[Records shown]

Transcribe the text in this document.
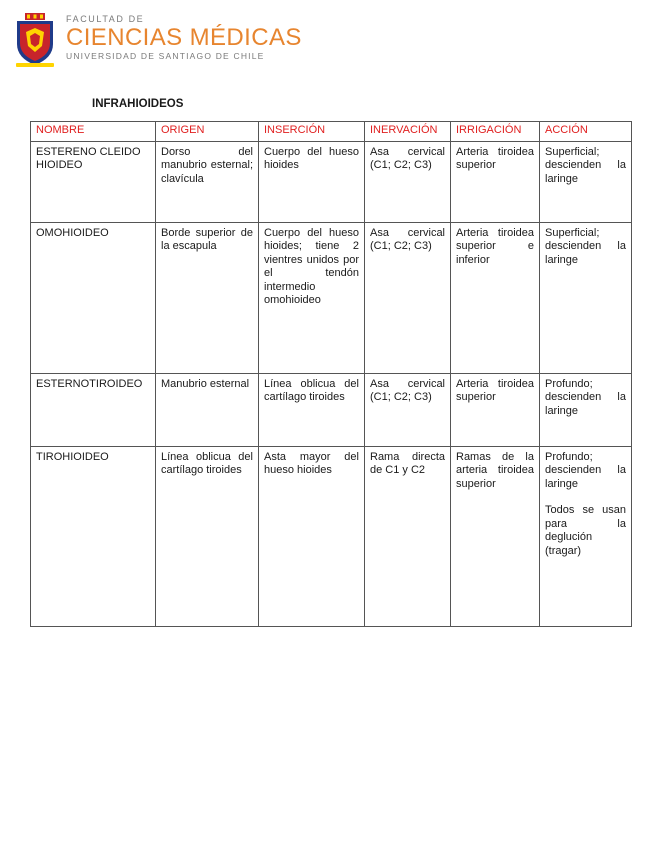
FACULTAD DE
CIENCIAS MÉDICAS
UNIVERSIDAD DE SANTIAGO DE CHILE
INFRAHIOIDEOS
NOMBRE	ORIGEN	INSERCIÓN	INERVACIÓN	IRRIGACIÓN	ACCIÓN
ESTERENO CLEIDO HIOIDEO	Dorso del manubrio esternal; clavícula	Cuerpo del hueso hioides	Asa cervical (C1; C2; C3)	Arteria tiroidea superior	Superficial; descienden la laringe
OMOHIOIDEO	Borde superior de la escapula	Cuerpo del hueso hioides; tiene 2 vientres unidos por el tendón intermedio omohioideo	Asa cervical (C1; C2; C3)	Arteria tiroidea superior e inferior	Superficial; descienden la laringe
ESTERNOTIROIDEO	Manubrio esternal	Línea oblicua del cartílago tiroides	Asa cervical (C1; C2; C3)	Arteria tiroidea superior	Profundo; descienden la laringe
TIROHIOIDEO	Línea oblicua del cartílago tiroides	Asta mayor del hueso hioides	Rama directa de C1 y C2	Ramas de la arteria tiroidea superior	Profundo; descienden la laringe
Todos se usan para la deglución (tragar)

[What to work on]
Reproduce the listing word for word and omit its pictures.

[Expected answer]
Transcribe the text in this document.
FACULTAD DE
CIENCIAS MÉDICAS
UNIVERSIDAD DE SANTIAGO DE CHILE
INFRAHIOIDEOS
NOMBRE	ORIGEN	INSERCIÓN	INERVACIÓN	IRRIGACIÓN	ACCIÓN
ESTERENO CLEIDO HIOIDEO	Dorso del manubrio esternal; clavícula	Cuerpo del hueso hioides	Asa cervical (C1; C2; C3)	Arteria tiroidea superior	Superficial; descienden la laringe
OMOHIOIDEO	Borde superior de la escapula	Cuerpo del hueso hioides; tiene 2 vientres unidos por el tendón intermedio omohioideo	Asa cervical (C1; C2; C3)	Arteria tiroidea superior e inferior	Superficial; descienden la laringe
ESTERNOTIROIDEO	Manubrio esternal	Línea oblicua del cartílago tiroides	Asa cervical (C1; C2; C3)	Arteria tiroidea superior	Profundo; descienden la laringe
TIROHIOIDEO	Línea oblicua del cartílago tiroides	Asta mayor del hueso hioides	Rama directa de C1 y C2	Ramas de la arteria tiroidea superior	Profundo; descienden la laringe
Todos se usan para la deglución (tragar)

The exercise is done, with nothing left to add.